Instructions for the task
Without the pictures, reproduce the records that follow exactly.

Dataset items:
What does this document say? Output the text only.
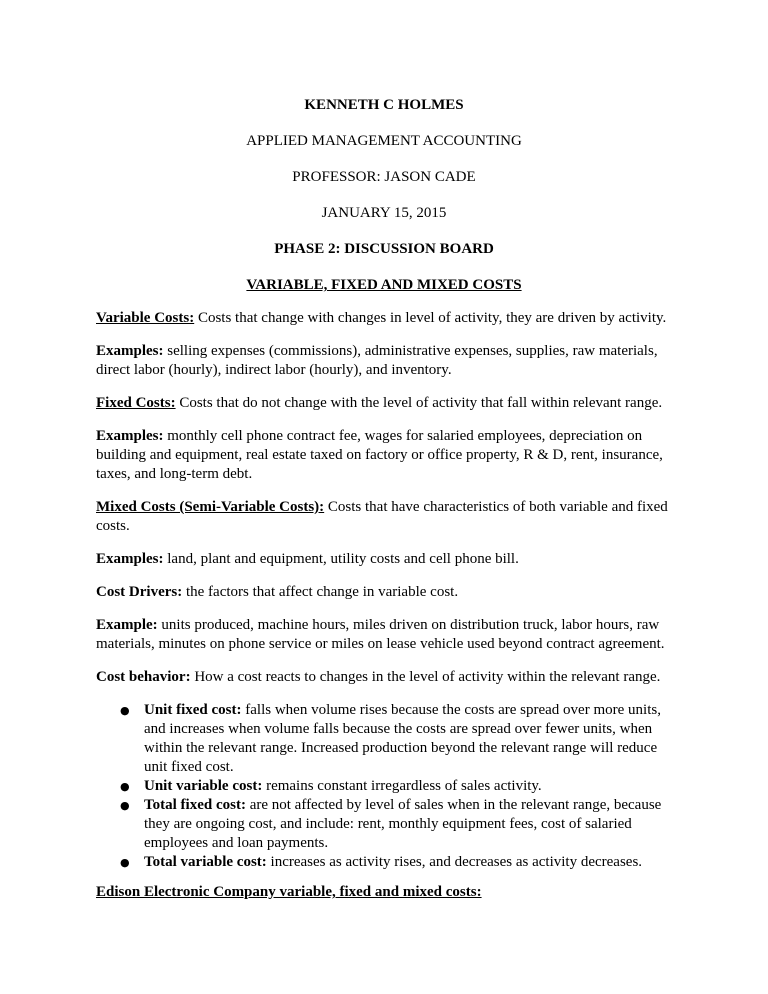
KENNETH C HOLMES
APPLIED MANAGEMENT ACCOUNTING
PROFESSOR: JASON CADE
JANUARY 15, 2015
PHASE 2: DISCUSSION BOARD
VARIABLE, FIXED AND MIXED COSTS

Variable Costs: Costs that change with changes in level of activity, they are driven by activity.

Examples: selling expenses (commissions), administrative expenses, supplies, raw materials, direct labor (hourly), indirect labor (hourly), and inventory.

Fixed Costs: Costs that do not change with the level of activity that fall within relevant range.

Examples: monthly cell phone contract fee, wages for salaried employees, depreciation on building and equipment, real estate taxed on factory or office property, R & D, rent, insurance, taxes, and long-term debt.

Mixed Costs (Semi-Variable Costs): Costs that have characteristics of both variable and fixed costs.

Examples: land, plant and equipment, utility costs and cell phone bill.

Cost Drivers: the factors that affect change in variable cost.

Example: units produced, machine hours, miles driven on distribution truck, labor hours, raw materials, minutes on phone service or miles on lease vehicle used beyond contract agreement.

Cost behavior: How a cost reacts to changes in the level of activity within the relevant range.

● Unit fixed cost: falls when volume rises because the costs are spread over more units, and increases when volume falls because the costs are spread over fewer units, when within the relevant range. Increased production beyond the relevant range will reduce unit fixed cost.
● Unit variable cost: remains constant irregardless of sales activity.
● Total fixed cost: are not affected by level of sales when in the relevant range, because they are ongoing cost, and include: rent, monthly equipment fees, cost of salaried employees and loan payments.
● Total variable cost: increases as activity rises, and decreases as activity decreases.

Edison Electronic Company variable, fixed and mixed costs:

Solution to the problem
What does this document say? Output the text only.
KENNETH C HOLMES
APPLIED MANAGEMENT ACCOUNTING
PROFESSOR: JASON CADE
JANUARY 15, 2015
PHASE 2: DISCUSSION BOARD
VARIABLE, FIXED AND MIXED COSTS

Variable Costs: Costs that change with changes in level of activity, they are driven by activity.

Examples: selling expenses (commissions), administrative expenses, supplies, raw materials, direct labor (hourly), indirect labor (hourly), and inventory.

Fixed Costs: Costs that do not change with the level of activity that fall within relevant range.

Examples: monthly cell phone contract fee, wages for salaried employees, depreciation on building and equipment, real estate taxed on factory or office property, R & D, rent, insurance, taxes, and long-term debt.

Mixed Costs (Semi-Variable Costs): Costs that have characteristics of both variable and fixed costs.

Examples: land, plant and equipment, utility costs and cell phone bill.

Cost Drivers: the factors that affect change in variable cost.

Example: units produced, machine hours, miles driven on distribution truck, labor hours, raw materials, minutes on phone service or miles on lease vehicle used beyond contract agreement.

Cost behavior: How a cost reacts to changes in the level of activity within the relevant range.

● Unit fixed cost: falls when volume rises because the costs are spread over more units, and increases when volume falls because the costs are spread over fewer units, when within the relevant range. Increased production beyond the relevant range will reduce unit fixed cost.
● Unit variable cost: remains constant irregardless of sales activity.
● Total fixed cost: are not affected by level of sales when in the relevant range, because they are ongoing cost, and include: rent, monthly equipment fees, cost of salaried employees and loan payments.
● Total variable cost: increases as activity rises, and decreases as activity decreases.

Edison Electronic Company variable, fixed and mixed costs:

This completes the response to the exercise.